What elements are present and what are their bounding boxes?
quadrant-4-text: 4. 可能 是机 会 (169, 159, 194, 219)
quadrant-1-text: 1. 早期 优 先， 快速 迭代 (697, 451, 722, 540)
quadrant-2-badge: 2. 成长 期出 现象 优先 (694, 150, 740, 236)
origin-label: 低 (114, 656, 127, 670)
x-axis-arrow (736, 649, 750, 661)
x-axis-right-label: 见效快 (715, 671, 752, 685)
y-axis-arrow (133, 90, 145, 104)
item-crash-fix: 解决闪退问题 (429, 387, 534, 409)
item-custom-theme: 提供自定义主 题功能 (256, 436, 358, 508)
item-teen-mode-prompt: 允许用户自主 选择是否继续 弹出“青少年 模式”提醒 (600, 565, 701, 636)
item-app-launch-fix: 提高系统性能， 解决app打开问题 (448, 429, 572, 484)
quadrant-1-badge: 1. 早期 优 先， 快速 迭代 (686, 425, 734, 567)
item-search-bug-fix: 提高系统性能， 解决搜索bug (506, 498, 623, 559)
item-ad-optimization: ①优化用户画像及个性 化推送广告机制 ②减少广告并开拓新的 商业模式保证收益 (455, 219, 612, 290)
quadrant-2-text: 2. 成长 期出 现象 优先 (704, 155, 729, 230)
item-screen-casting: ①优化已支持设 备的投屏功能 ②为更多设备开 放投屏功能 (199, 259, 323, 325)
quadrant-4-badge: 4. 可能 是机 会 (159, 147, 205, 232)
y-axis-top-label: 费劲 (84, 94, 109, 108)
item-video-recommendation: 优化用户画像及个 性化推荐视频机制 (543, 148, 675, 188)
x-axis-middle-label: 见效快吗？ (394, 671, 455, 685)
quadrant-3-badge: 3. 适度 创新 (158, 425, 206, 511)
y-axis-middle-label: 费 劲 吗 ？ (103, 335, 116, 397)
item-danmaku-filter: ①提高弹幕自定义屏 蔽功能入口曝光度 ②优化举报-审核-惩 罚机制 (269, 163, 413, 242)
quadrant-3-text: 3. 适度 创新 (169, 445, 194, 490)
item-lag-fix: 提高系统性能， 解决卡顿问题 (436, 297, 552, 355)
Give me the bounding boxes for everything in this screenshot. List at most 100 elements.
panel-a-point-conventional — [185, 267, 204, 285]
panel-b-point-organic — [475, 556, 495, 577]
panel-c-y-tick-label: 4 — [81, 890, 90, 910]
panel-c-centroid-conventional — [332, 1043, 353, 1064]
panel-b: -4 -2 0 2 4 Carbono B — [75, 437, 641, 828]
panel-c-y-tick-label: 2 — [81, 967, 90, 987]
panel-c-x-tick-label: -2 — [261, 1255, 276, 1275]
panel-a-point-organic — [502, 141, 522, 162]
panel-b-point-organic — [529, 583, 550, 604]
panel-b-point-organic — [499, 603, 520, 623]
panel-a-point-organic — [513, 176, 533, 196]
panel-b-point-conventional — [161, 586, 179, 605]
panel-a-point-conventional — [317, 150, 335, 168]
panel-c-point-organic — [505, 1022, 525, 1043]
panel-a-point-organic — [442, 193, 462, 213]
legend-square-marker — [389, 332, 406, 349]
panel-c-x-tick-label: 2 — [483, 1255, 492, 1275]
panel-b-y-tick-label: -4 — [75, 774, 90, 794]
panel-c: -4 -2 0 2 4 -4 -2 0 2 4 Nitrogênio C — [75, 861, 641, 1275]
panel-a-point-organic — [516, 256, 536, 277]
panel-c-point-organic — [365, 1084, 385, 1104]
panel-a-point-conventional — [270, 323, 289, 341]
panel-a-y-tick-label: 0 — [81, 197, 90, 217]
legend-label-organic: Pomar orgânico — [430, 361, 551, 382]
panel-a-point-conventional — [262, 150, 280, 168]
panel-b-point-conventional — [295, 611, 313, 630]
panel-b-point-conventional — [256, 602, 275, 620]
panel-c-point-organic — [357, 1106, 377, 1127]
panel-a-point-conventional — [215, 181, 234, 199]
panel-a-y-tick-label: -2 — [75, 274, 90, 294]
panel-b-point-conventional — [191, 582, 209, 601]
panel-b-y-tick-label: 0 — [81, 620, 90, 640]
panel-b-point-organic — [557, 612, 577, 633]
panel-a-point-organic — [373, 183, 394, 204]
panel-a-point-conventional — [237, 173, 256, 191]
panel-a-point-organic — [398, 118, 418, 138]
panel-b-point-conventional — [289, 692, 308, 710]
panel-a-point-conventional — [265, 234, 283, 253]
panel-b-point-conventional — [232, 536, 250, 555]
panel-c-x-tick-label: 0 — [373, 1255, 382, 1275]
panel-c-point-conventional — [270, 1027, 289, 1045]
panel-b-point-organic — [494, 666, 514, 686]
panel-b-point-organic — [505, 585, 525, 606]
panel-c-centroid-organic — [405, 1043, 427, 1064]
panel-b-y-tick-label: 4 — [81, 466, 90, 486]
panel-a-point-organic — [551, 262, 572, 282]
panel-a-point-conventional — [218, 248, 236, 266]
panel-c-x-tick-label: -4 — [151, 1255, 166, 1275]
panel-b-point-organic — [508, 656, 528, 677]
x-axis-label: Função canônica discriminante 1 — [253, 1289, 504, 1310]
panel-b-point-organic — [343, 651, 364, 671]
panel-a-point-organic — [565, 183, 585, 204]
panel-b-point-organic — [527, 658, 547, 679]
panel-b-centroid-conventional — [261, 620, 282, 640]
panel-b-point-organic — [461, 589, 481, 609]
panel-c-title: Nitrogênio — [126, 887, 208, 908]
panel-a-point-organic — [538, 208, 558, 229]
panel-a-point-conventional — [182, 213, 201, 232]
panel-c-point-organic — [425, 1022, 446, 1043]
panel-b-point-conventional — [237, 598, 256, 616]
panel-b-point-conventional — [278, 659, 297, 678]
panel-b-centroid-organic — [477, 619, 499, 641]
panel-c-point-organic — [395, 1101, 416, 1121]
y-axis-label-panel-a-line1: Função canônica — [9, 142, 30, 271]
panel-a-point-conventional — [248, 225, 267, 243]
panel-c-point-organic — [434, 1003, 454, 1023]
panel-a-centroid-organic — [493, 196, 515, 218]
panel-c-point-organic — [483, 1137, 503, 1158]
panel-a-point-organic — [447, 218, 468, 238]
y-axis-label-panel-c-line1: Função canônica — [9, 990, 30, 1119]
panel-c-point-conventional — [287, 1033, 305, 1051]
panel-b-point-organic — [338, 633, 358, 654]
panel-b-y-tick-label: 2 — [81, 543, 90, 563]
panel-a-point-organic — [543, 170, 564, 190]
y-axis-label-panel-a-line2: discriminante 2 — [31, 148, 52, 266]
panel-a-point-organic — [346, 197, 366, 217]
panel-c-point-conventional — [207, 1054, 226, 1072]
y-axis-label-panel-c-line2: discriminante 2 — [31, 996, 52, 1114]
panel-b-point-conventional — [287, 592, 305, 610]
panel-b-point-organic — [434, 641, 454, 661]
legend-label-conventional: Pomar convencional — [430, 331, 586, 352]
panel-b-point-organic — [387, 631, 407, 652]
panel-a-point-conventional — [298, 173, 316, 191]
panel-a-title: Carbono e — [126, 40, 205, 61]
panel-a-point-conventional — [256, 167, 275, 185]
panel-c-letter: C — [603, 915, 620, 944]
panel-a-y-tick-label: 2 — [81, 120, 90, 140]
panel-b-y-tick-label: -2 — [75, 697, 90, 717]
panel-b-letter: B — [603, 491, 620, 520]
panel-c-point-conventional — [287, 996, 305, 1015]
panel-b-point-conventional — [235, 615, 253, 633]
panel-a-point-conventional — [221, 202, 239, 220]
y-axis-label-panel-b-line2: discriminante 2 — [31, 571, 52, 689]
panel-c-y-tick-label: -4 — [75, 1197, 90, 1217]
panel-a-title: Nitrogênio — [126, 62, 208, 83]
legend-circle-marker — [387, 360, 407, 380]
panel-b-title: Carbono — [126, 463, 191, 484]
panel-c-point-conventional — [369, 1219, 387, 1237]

== WORK TO BE COMPLETED ==
Reproduce the lines verbatim from the first line of the records up to and including the line containing "item-custom-theme: 提供自定义主 题功能".

== SOLUTION BELOW ==
What elements are present and what are their bounding boxes?
quadrant-4-text: 4. 可能 是机 会 (169, 159, 194, 219)
quadrant-1-text: 1. 早期 优 先， 快速 迭代 (697, 451, 722, 540)
quadrant-2-badge: 2. 成长 期出 现象 优先 (694, 150, 740, 236)
origin-label: 低 (114, 656, 127, 670)
x-axis-arrow (736, 649, 750, 661)
x-axis-right-label: 见效快 (715, 671, 752, 685)
y-axis-arrow (133, 90, 145, 104)
item-crash-fix: 解决闪退问题 (429, 387, 534, 409)
item-custom-theme: 提供自定义主 题功能 (256, 436, 358, 508)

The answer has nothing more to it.